[START OF Exercise material]

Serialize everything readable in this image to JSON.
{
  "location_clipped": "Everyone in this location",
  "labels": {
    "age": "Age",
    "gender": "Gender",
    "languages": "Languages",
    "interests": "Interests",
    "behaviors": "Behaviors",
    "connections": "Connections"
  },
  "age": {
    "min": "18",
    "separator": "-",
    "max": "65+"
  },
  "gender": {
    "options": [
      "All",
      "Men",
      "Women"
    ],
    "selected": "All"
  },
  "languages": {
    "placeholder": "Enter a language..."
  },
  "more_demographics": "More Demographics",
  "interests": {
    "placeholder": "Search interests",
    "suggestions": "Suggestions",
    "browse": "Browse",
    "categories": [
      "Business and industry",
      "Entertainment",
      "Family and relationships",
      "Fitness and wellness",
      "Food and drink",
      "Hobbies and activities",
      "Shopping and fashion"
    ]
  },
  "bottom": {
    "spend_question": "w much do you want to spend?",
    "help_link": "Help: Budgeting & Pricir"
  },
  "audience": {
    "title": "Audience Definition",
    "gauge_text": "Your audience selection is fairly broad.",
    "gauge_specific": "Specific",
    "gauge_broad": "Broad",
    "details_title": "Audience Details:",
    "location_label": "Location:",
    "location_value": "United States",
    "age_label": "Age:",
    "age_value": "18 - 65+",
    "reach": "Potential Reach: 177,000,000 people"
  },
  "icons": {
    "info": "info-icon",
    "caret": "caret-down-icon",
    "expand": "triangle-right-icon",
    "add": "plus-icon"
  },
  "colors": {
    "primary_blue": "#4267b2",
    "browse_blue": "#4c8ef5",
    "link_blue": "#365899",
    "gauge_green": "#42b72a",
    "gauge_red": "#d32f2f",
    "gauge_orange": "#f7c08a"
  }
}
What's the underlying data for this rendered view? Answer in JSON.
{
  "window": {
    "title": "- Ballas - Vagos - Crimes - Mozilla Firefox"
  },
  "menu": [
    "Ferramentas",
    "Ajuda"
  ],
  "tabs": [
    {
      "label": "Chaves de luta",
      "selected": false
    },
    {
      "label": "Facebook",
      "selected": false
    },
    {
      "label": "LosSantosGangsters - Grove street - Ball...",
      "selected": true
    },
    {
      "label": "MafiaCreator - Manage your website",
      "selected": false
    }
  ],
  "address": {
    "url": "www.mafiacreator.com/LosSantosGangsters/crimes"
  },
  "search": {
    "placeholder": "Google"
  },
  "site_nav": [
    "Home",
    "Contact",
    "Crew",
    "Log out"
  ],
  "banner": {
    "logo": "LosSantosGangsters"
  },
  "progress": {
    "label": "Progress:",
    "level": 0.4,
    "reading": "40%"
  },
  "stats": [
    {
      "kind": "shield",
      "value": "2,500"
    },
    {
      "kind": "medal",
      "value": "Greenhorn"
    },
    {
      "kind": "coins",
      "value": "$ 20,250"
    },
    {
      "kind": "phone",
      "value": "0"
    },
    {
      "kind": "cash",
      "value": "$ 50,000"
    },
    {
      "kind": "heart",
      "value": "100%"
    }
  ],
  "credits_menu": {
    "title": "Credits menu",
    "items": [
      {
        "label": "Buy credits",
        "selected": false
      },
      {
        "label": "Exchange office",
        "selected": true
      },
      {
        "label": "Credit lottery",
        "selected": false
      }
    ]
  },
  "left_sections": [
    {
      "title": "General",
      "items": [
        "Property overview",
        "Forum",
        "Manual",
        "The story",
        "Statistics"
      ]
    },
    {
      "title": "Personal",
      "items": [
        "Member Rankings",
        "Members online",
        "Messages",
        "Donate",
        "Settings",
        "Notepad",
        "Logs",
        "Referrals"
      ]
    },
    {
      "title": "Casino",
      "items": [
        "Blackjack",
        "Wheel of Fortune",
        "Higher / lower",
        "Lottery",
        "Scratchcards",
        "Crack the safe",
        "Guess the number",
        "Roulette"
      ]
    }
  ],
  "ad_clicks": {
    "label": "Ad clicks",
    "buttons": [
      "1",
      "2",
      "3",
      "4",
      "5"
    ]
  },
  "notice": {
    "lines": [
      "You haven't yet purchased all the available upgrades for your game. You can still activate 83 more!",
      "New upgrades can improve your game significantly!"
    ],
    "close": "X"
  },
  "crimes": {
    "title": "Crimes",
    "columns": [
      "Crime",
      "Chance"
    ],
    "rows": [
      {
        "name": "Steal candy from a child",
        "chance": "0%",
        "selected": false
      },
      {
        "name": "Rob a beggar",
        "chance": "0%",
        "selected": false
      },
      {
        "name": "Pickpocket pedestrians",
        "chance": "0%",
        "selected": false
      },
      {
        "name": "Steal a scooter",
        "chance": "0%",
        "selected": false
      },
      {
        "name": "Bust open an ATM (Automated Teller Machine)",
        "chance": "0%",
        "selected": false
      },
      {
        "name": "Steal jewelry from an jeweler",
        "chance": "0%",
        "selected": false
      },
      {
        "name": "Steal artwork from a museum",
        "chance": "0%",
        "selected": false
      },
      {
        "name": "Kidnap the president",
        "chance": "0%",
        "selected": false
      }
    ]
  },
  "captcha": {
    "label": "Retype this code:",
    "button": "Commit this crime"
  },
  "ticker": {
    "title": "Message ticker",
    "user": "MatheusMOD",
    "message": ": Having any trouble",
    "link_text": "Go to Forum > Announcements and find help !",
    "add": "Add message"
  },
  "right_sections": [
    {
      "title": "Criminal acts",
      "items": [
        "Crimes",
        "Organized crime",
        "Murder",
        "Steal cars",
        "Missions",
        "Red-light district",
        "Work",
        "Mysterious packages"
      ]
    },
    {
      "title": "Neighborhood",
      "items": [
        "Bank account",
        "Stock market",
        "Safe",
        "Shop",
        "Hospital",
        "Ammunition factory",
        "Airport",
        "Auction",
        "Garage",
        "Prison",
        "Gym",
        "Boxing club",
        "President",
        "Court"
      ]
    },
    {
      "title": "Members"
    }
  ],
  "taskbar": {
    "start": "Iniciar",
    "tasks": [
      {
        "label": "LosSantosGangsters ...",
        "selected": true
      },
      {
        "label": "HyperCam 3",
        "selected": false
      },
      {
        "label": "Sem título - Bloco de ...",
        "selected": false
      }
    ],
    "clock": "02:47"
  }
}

[END OF Exercise material]

Required task => Copy and report every line where the word "this" is present.

Exercise answer =>
Serialize everything readable in this image to JSON.
  "location_clipped": "Everyone in this location",
What's the underlying data for this rendered view? Answer in JSON.
    "label": "Retype this code:",
    "button": "Commit this crime"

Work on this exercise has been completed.